Description of the task>
The entries below are to be copied exactly, with nothing left out.

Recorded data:
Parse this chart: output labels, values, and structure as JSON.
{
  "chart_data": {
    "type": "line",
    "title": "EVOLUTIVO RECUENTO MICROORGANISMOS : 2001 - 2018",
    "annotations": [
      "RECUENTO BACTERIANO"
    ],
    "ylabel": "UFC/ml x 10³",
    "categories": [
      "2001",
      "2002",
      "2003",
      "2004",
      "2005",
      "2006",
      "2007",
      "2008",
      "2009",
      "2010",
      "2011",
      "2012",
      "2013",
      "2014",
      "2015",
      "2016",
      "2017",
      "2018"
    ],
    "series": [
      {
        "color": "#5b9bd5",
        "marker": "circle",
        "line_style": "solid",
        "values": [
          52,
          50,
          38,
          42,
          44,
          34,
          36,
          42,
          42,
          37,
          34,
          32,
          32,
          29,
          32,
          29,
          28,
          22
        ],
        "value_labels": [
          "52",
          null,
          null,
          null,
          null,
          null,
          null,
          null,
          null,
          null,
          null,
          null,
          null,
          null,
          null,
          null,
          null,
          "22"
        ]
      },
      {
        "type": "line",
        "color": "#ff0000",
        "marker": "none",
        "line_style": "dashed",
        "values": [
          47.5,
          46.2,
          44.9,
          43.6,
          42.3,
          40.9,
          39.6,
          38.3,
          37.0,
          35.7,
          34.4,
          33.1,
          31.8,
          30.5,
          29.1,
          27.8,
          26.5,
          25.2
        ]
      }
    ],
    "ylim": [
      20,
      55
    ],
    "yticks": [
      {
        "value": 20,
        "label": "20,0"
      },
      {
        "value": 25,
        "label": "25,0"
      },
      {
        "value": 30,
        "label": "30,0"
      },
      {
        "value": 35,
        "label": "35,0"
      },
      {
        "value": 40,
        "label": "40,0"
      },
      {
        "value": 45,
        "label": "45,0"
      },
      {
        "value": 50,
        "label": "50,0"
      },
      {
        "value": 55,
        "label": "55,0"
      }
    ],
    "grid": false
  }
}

Solution to the problem>
Parse this chart: output labels, values, and structure as JSON.
{
  "chart_data": {
    "type": "line",
    "title": "EVOLUTIVO RECUENTO MICROORGANISMOS : 2001 - 2018",
    "annotations": [
      "RECUENTO BACTERIANO"
    ],
    "ylabel": "UFC/ml x 10³",
    "categories": [
      "2001",
      "2002",
      "2003",
      "2004",
      "2005",
      "2006",
      "2007",
      "2008",
      "2009",
      "2010",
      "2011",
      "2012",
      "2013",
      "2014",
      "2015",
      "2016",
      "2017",
      "2018"
    ],
    "series": [
      {
        "color": "#5b9bd5",
        "marker": "circle",
        "line_style": "solid",
        "values": [
          52,
          50,
          38,
          42,
          44,
          34,
          36,
          42,
          42,
          37,
          34,
          32,
          32,
          29,
          32,
          29,
          28,
          22
        ],
        "value_labels": [
          "52",
          null,
          null,
          null,
          null,
          null,
          null,
          null,
          null,
          null,
          null,
          null,
          null,
          null,
          null,
          null,
          null,
          "22"
        ]
      },
      {
        "type": "line",
        "color": "#ff0000",
        "marker": "none",
        "line_style": "dashed",
        "values": [
          47.5,
          46.2,
          44.9,
          43.6,
          42.3,
          40.9,
          39.6,
          38.3,
          37.0,
          35.7,
          34.4,
          33.1,
          31.8,
          30.5,
          29.1,
          27.8,
          26.5,
          25.2
        ]
      }
    ],
    "ylim": [
      20,
      55
    ],
    "yticks": [
      {
        "value": 20,
        "label": "20,0"
      },
      {
        "value": 25,
        "label": "25,0"
      },
      {
        "value": 30,
        "label": "30,0"
      },
      {
        "value": 35,
        "label": "35,0"
      },
      {
        "value": 40,
        "label": "40,0"
      },
      {
        "value": 45,
        "label": "45,0"
      },
      {
        "value": 50,
        "label": "50,0"
      },
      {
        "value": 55,
        "label": "55,0"
      }
    ],
    "grid": false
  }
}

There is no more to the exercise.